YOUR OBJECTIVE
Set down the full listing exactly as given. Any pictures are to be left out.

-- Begin GIVEN RECORDS --

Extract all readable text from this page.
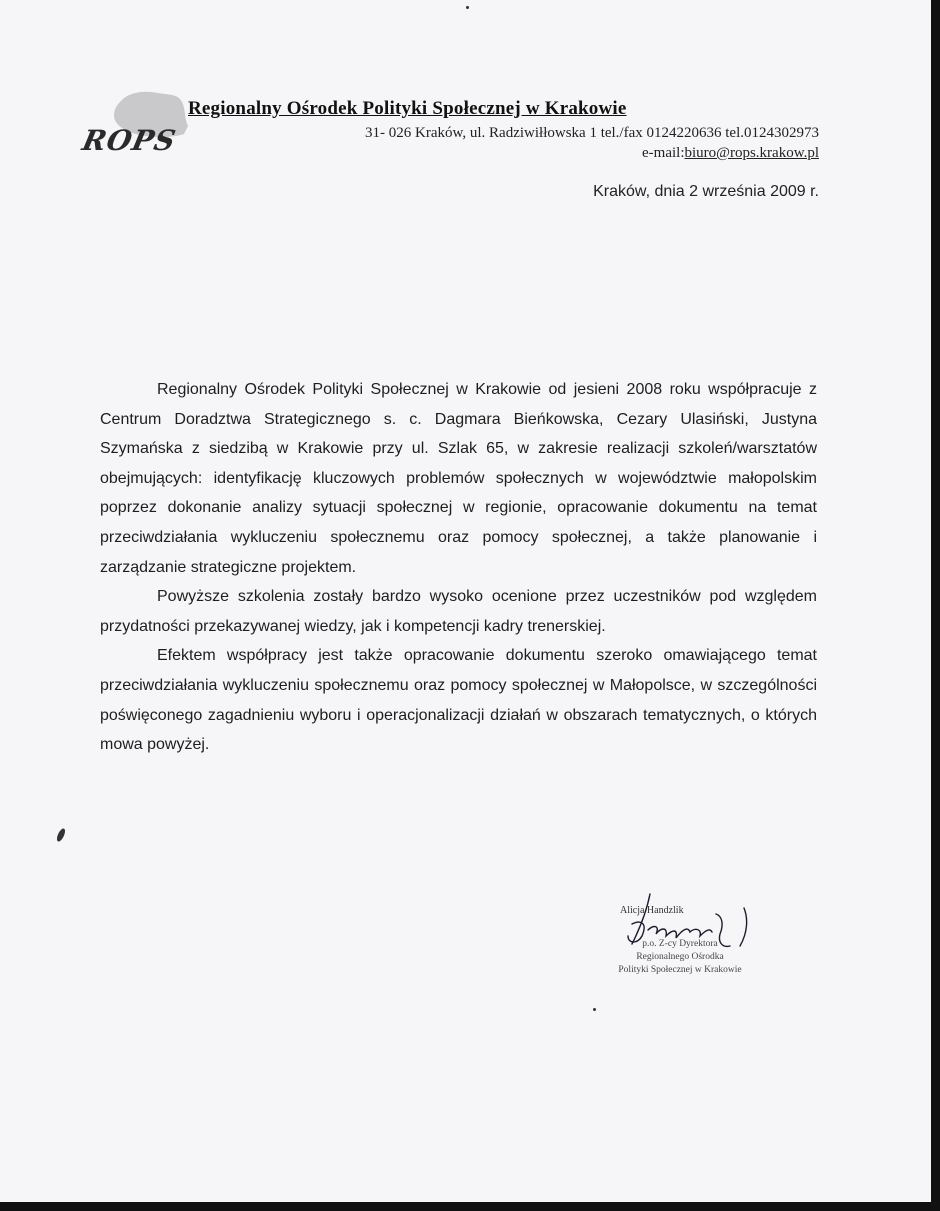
ROPS
Regionalny Ośrodek Polityki Społecznej w Krakowie
31- 026 Kraków, ul. Radziwiłłowska 1 tel./fax 0124220636 tel.0124302973
e-mail:biuro@rops.krakow.pl
Kraków, dnia 2 września 2009 r.

Regionalny Ośrodek Polityki Społecznej w Krakowie od jesieni 2008 roku współpracuje z Centrum Doradztwa Strategicznego s. c. Dagmara Bieńkowska, Cezary Ulasiński, Justyna Szymańska z siedzibą w Krakowie przy ul. Szlak 65, w zakresie realizacji szkoleń/warsztatów obejmujących: identyfikację kluczowych problemów społecznych w województwie małopolskim poprzez dokonanie analizy sytuacji społecznej w regionie, opracowanie dokumentu na temat przeciwdziałania wykluczeniu społecznemu oraz pomocy społecznej, a także planowanie i zarządzanie strategiczne projektem.

Powyższe szkolenia zostały bardzo wysoko ocenione przez uczestników pod względem przydatności przekazywanej wiedzy, jak i kompetencji kadry trenerskiej.

Efektem współpracy jest także opracowanie dokumentu szeroko omawiającego temat przeciwdziałania wykluczeniu społecznemu oraz pomocy społecznej w Małopolsce, w szczególności poświęconego zagadnieniu wyboru i operacjonalizacji działań w obszarach tematycznych, o których mowa powyżej.

Alicja Handzlik
p.o. Z-cy Dyrektora
Regionalnego Ośrodka
Polityki Społecznej w Krakowie
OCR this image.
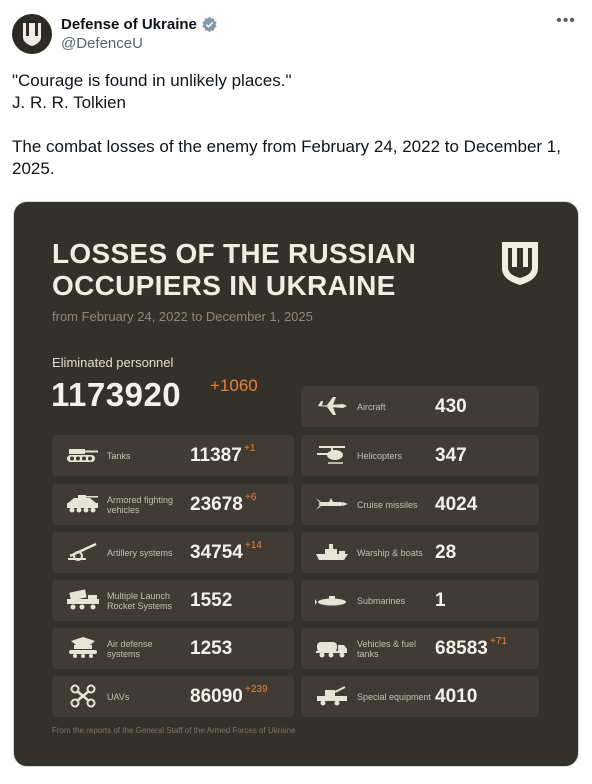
Defense of Ukraine
@DefenceU
•••

"Courage is found in unlikely places."

J. R. R. Tolkien

The combat losses of the enemy from February 24, 2022 to December 1, 2025.

LOSSES OF THE RUSSIAN OCCUPIERS IN UKRAINE
from February 24, 2022 to December 1, 2025
Eliminated personnel
1173920 +1060
Tanks	11387 +1
Armored fighting vehicles	23678 +6
Artillery systems 34754 +14
Multiple Launch Rocket Systems 1552
Air defense systems	1253
UAVs	86090 +239
Aircraft	430
Helicopters	347
Cruise missiles 4024
Warship & boats 28
Submarines	1
Vehicles & fuel tanks	68583 +71
Special equipment 4010
From the reports of the General Staff of the Armed Forces of Ukraine
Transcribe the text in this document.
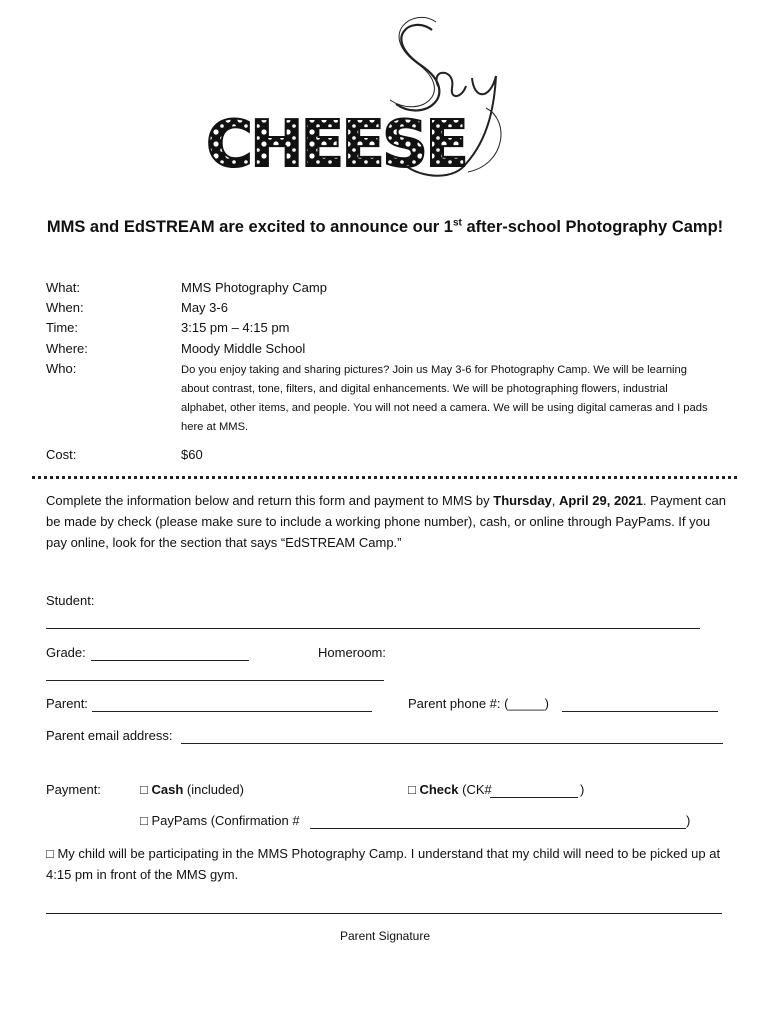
CHEESE
MMS and EdSTREAM are excited to announce our 1st after-school Photography Camp!
What:	MMS Photography Camp
When:	May 3-6
Time:	3:15 pm – 4:15 pm
Where:	Moody Middle School
Who:	Do you enjoy taking and sharing pictures? Join us May 3-6 for Photography Camp. We will be learning about contrast, tone, filters, and digital enhancements. We will be photographing flowers, industrial alphabet, other items, and people. You will not need a camera. We will be using digital cameras and I pads here at MMS.
Cost:	$60
Complete the information below and return this form and payment to MMS by Thursday, April 29, 2021. Payment can be made by check (please make sure to include a working phone number), cash, or online through PayPams. If you pay online, look for the section that says “EdSTREAM Camp.”
Student:
Grade:	Homeroom:
Parent:	Parent phone #: (_____)
Parent email address:
Payment:	□ Cash (included)	□ Check (CK#	)
□ PayPams (Confirmation #	)
□ My child will be participating in the MMS Photography Camp. I understand that my child will need to be picked up at 4:15 pm in front of the MMS gym.
Parent Signature
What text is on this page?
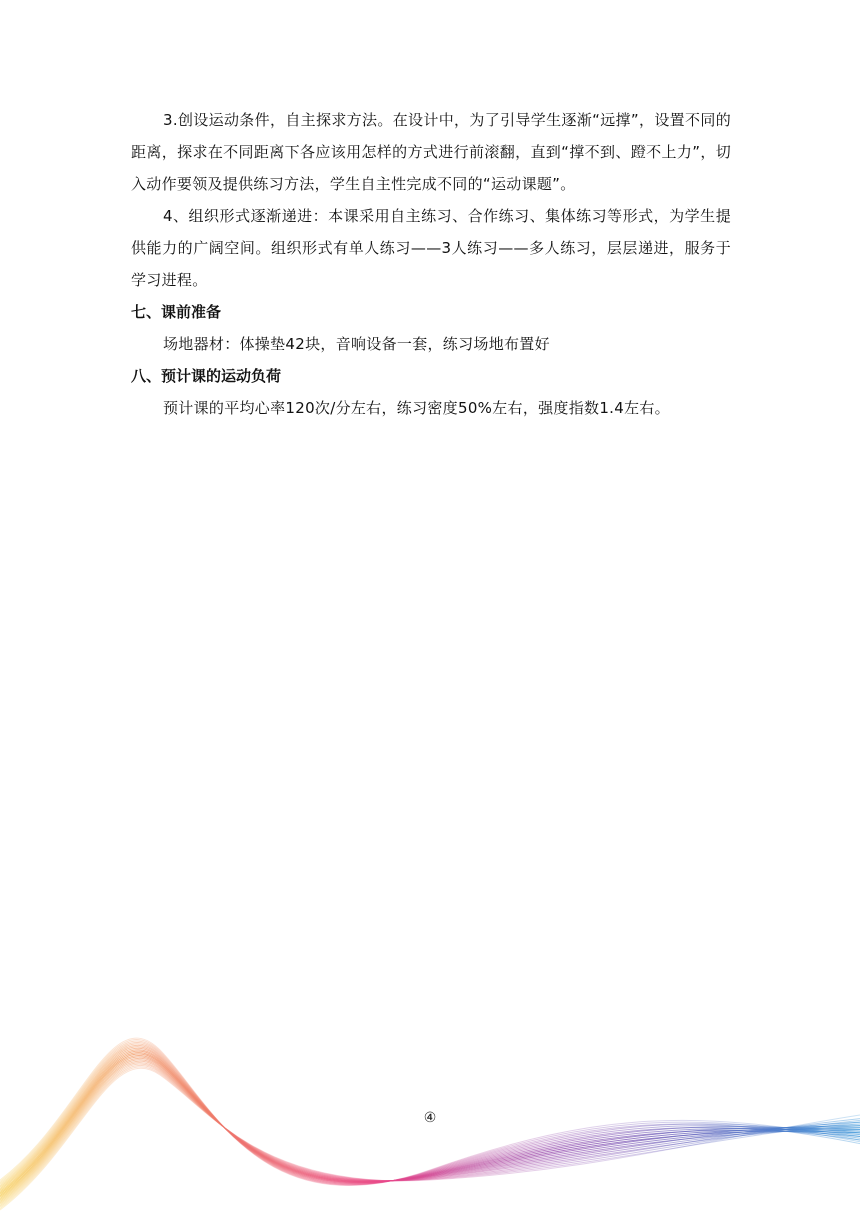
3.创设运动条件，自主探求方法。在设计中，为了引导学生逐渐“远撑”，设置不同的距离，探求在不同距离下各应该用怎样的方式进行前滚翻，直到“撑不到、蹬不上力”，切入动作要领及提供练习方法，学生自主性完成不同的“运动课题”。

4、组织形式逐渐递进：本课采用自主练习、合作练习、集体练习等形式，为学生提供能力的广阔空间。组织形式有单人练习——3人练习——多人练习，层层递进，服务于学习进程。

七、课前准备

场地器材：体操垫42块，音响设备一套，练习场地布置好

八、预计课的运动负荷

预计课的平均心率120次/分左右，练习密度50%左右，强度指数1.4左右。

④
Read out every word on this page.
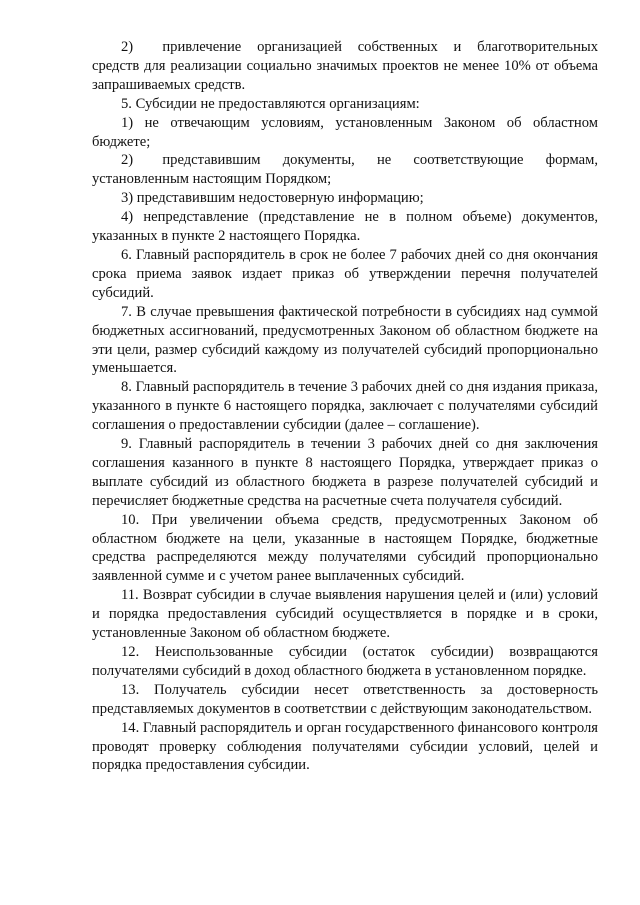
2)  привлечение организацией собственных и благотворительных средств для реализации социально значимых проектов не менее 10% от объема запрашиваемых средств.

5. Субсидии не предоставляются организациям:

1) не отвечающим условиям, установленным Законом об областном бюджете;

2)  представившим документы, не соответствующие формам, установленным настоящим Порядком;

3) представившим недостоверную информацию;

4) непредставление (представление не в полном объеме) документов, указанных в пункте 2 настоящего Порядка.

6. Главный распорядитель в срок не более 7 рабочих дней со дня окончания срока приема заявок издает приказ об утверждении перечня получателей субсидий.

7. В случае превышения фактической потребности в субсидиях над суммой бюджетных ассигнований, предусмотренных Законом об областном бюджете на эти цели, размер субсидий каждому из получателей субсидий пропорционально уменьшается.

8. Главный распорядитель в течение 3 рабочих дней со дня издания приказа, указанного в пункте 6 настоящего порядка, заключает с получателями субсидий соглашения о предоставлении субсидии (далее – соглашение).

9. Главный распорядитель в течении 3 рабочих дней со дня заключения соглашения казанного в пункте 8 настоящего Порядка, утверждает приказ о выплате субсидий из областного бюджета в разрезе получателей субсидий и перечисляет бюджетные средства на расчетные счета получателя субсидий.

10. При увеличении объема средств, предусмотренных Законом об областном бюджете на цели, указанные в настоящем Порядке, бюджетные средства распределяются между получателями субсидий пропорционально заявленной сумме и с учетом ранее выплаченных субсидий.

11. Возврат субсидии в случае выявления нарушения целей и (или) условий и порядка предоставления субсидий осуществляется в порядке и в сроки, установленные Законом об областном бюджете.

12. Неиспользованные субсидии (остаток субсидии) возвращаются получателями субсидий в доход областного бюджета в установленном порядке.

13. Получатель субсидии несет ответственность за достоверность представляемых документов в соответствии с действующим законодательством.

14. Главный распорядитель и орган государственного финансового контроля проводят проверку соблюдения получателями субсидии условий, целей и порядка предоставления субсидии.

-- End GIVEN RECORDS --

TASK RESPONSE
Extract all readable text from this page.
ROPS
Regionalny Ośrodek Polityki Społecznej w Krakowie
31- 026 Kraków, ul. Radziwiłłowska 1 tel./fax 0124220636 tel.0124302973
e-mail:biuro@rops.krakow.pl
Kraków, dnia 2 września 2009 r.

Regionalny Ośrodek Polityki Społecznej w Krakowie od jesieni 2008 roku współpracuje z Centrum Doradztwa Strategicznego s. c. Dagmara Bieńkowska, Cezary Ulasiński, Justyna Szymańska z siedzibą w Krakowie przy ul. Szlak 65, w zakresie realizacji szkoleń/warsztatów obejmujących: identyfikację kluczowych problemów społecznych w województwie małopolskim poprzez dokonanie analizy sytuacji społecznej w regionie, opracowanie dokumentu na temat przeciwdziałania wykluczeniu społecznemu oraz pomocy społecznej, a także planowanie i zarządzanie strategiczne projektem.

Powyższe szkolenia zostały bardzo wysoko ocenione przez uczestników pod względem przydatności przekazywanej wiedzy, jak i kompetencji kadry trenerskiej.

Efektem współpracy jest także opracowanie dokumentu szeroko omawiającego temat przeciwdziałania wykluczeniu społecznemu oraz pomocy społecznej w Małopolsce, w szczególności poświęconego zagadnieniu wyboru i operacjonalizacji działań w obszarach tematycznych, o których mowa powyżej.

Alicja Handzlik
p.o. Z-cy Dyrektora
Regionalnego Ośrodka
Polityki Społecznej w Krakowie
OCR this image.
Defense of Ukraine
@DefenceU
•••

"Courage is found in unlikely places."

J. R. R. Tolkien

The combat losses of the enemy from February 24, 2022 to December 1, 2025.

LOSSES OF THE RUSSIAN OCCUPIERS IN UKRAINE
from February 24, 2022 to December 1, 2025
Eliminated personnel
1173920 +1060
Tanks	11387 +1
Armored fighting vehicles	23678 +6
Artillery systems 34754 +14
Multiple Launch Rocket Systems 1552
Air defense systems	1253
UAVs	86090 +239
Aircraft	430
Helicopters	347
Cruise missiles 4024
Warship & boats 28
Submarines	1
Vehicles & fuel tanks	68583 +71
Special equipment 4010
From the reports of the General Staff of the Armed Forces of Ukraine
Transcribe the text in this document.
CHEESE
MMS and EdSTREAM are excited to announce our 1st after-school Photography Camp!
What:	MMS Photography Camp
When:	May 3-6
Time:	3:15 pm – 4:15 pm
Where:	Moody Middle School
Who:	Do you enjoy taking and sharing pictures? Join us May 3-6 for Photography Camp. We will be learning about contrast, tone, filters, and digital enhancements. We will be photographing flowers, industrial alphabet, other items, and people. You will not need a camera. We will be using digital cameras and I pads here at MMS.
Cost:	$60
Complete the information below and return this form and payment to MMS by Thursday, April 29, 2021. Payment can be made by check (please make sure to include a working phone number), cash, or online through PayPams. If you pay online, look for the section that says “EdSTREAM Camp.”
Student:
Grade:	Homeroom:
Parent:	Parent phone #: (_____)
Parent email address:
Payment:	□ Cash (included)	□ Check (CK#	)
□ PayPams (Confirmation #	)
□ My child will be participating in the MMS Photography Camp. I understand that my child will need to be picked up at 4:15 pm in front of the MMS gym.
Parent Signature
What text is on this page?
3.创设运动条件，自主探求方法。在设计中，为了引导学生逐渐“远撑”，设置不同的距离，探求在不同距离下各应该用怎样的方式进行前滚翻，直到“撑不到、蹬不上力”，切入动作要领及提供练习方法，学生自主性完成不同的“运动课题”。

4、组织形式逐渐递进：本课采用自主练习、合作练习、集体练习等形式，为学生提供能力的广阔空间。组织形式有单人练习——3人练习——多人练习，层层递进，服务于学习进程。

七、课前准备

场地器材：体操垫42块，音响设备一套，练习场地布置好

八、预计课的运动负荷

预计课的平均心率120次/分左右，练习密度50%左右，强度指数1.4左右。

④
Read out every word on this page.
2)  привлечение организацией собственных и благотворительных средств для реализации социально значимых проектов не менее 10% от объема запрашиваемых средств.

5. Субсидии не предоставляются организациям:

1) не отвечающим условиям, установленным Законом об областном бюджете;

2)  представившим документы, не соответствующие формам, установленным настоящим Порядком;

3) представившим недостоверную информацию;

4) непредставление (представление не в полном объеме) документов, указанных в пункте 2 настоящего Порядка.

6. Главный распорядитель в срок не более 7 рабочих дней со дня окончания срока приема заявок издает приказ об утверждении перечня получателей субсидий.

7. В случае превышения фактической потребности в субсидиях над суммой бюджетных ассигнований, предусмотренных Законом об областном бюджете на эти цели, размер субсидий каждому из получателей субсидий пропорционально уменьшается.

8. Главный распорядитель в течение 3 рабочих дней со дня издания приказа, указанного в пункте 6 настоящего порядка, заключает с получателями субсидий соглашения о предоставлении субсидии (далее – соглашение).

9. Главный распорядитель в течении 3 рабочих дней со дня заключения соглашения казанного в пункте 8 настоящего Порядка, утверждает приказ о выплате субсидий из областного бюджета в разрезе получателей субсидий и перечисляет бюджетные средства на расчетные счета получателя субсидий.

10. При увеличении объема средств, предусмотренных Законом об областном бюджете на цели, указанные в настоящем Порядке, бюджетные средства распределяются между получателями субсидий пропорционально заявленной сумме и с учетом ранее выплаченных субсидий.

11. Возврат субсидии в случае выявления нарушения целей и (или) условий и порядка предоставления субсидий осуществляется в порядке и в сроки, установленные Законом об областном бюджете.

12. Неиспользованные субсидии (остаток субсидии) возвращаются получателями субсидий в доход областного бюджета в установленном порядке.

13. Получатель субсидии несет ответственность за достоверность представляемых документов в соответствии с действующим законодательством.

14. Главный распорядитель и орган государственного финансового контроля проводят проверку соблюдения получателями субсидии условий, целей и порядка предоставления субсидии.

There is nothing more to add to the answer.